▶ SET TASK: Rewrite all of the records below, replacing every "field-patch" with "shaded-region" and keeping everything else the same.

--- Start of DATA SUPPLIED ---

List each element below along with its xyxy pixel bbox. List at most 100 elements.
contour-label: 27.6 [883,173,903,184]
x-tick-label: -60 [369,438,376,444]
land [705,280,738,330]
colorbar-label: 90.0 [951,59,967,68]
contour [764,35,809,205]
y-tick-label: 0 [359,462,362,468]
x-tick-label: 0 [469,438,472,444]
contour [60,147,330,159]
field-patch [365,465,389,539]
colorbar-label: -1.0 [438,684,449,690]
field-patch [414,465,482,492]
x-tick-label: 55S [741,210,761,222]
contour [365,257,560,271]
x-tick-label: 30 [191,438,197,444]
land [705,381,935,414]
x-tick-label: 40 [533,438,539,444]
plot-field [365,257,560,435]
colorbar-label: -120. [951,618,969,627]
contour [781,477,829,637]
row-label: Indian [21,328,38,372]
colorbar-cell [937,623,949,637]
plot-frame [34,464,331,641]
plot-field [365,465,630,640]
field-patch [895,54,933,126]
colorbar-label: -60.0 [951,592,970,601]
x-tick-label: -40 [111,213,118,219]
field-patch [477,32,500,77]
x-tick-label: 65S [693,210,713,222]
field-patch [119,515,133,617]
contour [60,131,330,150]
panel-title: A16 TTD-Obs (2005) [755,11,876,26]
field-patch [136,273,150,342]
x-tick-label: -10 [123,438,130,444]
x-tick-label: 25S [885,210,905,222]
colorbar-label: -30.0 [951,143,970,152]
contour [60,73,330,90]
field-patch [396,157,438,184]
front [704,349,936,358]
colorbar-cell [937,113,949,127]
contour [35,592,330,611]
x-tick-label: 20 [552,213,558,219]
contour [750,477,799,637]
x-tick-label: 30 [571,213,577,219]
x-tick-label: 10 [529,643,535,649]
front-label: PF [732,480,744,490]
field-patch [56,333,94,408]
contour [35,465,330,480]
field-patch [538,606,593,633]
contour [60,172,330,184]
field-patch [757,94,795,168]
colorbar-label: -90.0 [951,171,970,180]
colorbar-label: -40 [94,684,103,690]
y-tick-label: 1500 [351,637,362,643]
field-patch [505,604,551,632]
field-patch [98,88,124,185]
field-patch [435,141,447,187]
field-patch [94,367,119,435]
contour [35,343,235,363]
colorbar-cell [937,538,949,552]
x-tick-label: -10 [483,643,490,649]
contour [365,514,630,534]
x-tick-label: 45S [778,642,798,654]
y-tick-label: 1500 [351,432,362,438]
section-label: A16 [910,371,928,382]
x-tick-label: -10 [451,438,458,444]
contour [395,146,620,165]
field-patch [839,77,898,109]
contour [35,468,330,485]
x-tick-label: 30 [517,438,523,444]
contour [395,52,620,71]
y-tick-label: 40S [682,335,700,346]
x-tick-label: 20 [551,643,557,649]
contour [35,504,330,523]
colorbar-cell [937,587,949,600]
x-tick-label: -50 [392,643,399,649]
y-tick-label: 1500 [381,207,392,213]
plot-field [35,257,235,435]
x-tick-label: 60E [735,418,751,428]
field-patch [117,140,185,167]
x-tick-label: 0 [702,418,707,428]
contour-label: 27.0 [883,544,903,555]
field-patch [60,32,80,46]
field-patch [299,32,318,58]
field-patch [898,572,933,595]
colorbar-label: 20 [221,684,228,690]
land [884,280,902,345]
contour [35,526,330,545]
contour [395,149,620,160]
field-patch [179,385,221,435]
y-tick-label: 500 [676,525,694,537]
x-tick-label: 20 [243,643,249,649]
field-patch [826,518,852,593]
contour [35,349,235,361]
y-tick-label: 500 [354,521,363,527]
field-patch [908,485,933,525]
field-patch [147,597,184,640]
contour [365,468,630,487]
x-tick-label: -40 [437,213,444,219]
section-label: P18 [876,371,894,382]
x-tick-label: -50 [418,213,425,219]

--- End of DATA SUPPLIED ---

▶ IN RESPONSE:
List each element below along with its xyxy pixel bbox. List at most 100 elements.
contour-label: 27.6 [883,173,903,184]
x-tick-label: -60 [369,438,376,444]
land [705,280,738,330]
colorbar-label: 90.0 [951,59,967,68]
contour [764,35,809,205]
y-tick-label: 0 [359,462,362,468]
x-tick-label: 0 [469,438,472,444]
contour [60,147,330,159]
shaded-region [365,465,389,539]
colorbar-label: -1.0 [438,684,449,690]
shaded-region [414,465,482,492]
x-tick-label: 55S [741,210,761,222]
contour [365,257,560,271]
x-tick-label: 30 [191,438,197,444]
land [705,381,935,414]
x-tick-label: 40 [533,438,539,444]
plot-field [365,257,560,435]
colorbar-label: -120. [951,618,969,627]
contour [781,477,829,637]
row-label: Indian [21,328,38,372]
colorbar-cell [937,623,949,637]
plot-frame [34,464,331,641]
plot-field [365,465,630,640]
shaded-region [895,54,933,126]
colorbar-label: -60.0 [951,592,970,601]
x-tick-label: -40 [111,213,118,219]
shaded-region [477,32,500,77]
x-tick-label: 65S [693,210,713,222]
shaded-region [119,515,133,617]
contour [60,131,330,150]
panel-title: A16 TTD-Obs (2005) [755,11,876,26]
shaded-region [136,273,150,342]
x-tick-label: -10 [123,438,130,444]
x-tick-label: 25S [885,210,905,222]
colorbar-label: -30.0 [951,143,970,152]
contour [60,73,330,90]
shaded-region [396,157,438,184]
front [704,349,936,358]
colorbar-cell [937,113,949,127]
contour [35,592,330,611]
x-tick-label: 20 [552,213,558,219]
contour [750,477,799,637]
x-tick-label: 30 [571,213,577,219]
x-tick-label: 10 [529,643,535,649]
front-label: PF [732,480,744,490]
shaded-region [56,333,94,408]
contour [35,465,330,480]
shaded-region [538,606,593,633]
contour [60,172,330,184]
shaded-region [757,94,795,168]
colorbar-label: -90.0 [951,171,970,180]
colorbar-label: -40 [94,684,103,690]
y-tick-label: 1500 [351,637,362,643]
shaded-region [505,604,551,632]
shaded-region [98,88,124,185]
shaded-region [435,141,447,187]
shaded-region [94,367,119,435]
contour [35,343,235,363]
colorbar-cell [937,538,949,552]
x-tick-label: -10 [483,643,490,649]
contour [365,514,630,534]
x-tick-label: 45S [778,642,798,654]
y-tick-label: 1500 [351,432,362,438]
section-label: A16 [910,371,928,382]
x-tick-label: -10 [451,438,458,444]
contour [395,146,620,165]
shaded-region [839,77,898,109]
contour [35,468,330,485]
x-tick-label: 30 [517,438,523,444]
contour [395,52,620,71]
y-tick-label: 40S [682,335,700,346]
x-tick-label: 20 [551,643,557,649]
contour [35,504,330,523]
colorbar-cell [937,587,949,600]
x-tick-label: -50 [392,643,399,649]
y-tick-label: 1500 [381,207,392,213]
plot-field [35,257,235,435]
x-tick-label: 60E [735,418,751,428]
shaded-region [117,140,185,167]
x-tick-label: 0 [702,418,707,428]
contour-label: 27.0 [883,544,903,555]
shaded-region [60,32,80,46]
shaded-region [299,32,318,58]
shaded-region [898,572,933,595]
colorbar-label: 20 [221,684,228,690]
land [884,280,902,345]
contour [35,526,330,545]
contour [395,149,620,160]
shaded-region [179,385,221,435]
y-tick-label: 500 [676,525,694,537]
x-tick-label: 20 [243,643,249,649]
shaded-region [826,518,852,593]
contour [35,349,235,361]
y-tick-label: 500 [354,521,363,527]
shaded-region [908,485,933,525]
shaded-region [147,597,184,640]
contour [365,468,630,487]
x-tick-label: -40 [437,213,444,219]
section-label: P18 [876,371,894,382]
x-tick-label: -50 [418,213,425,219]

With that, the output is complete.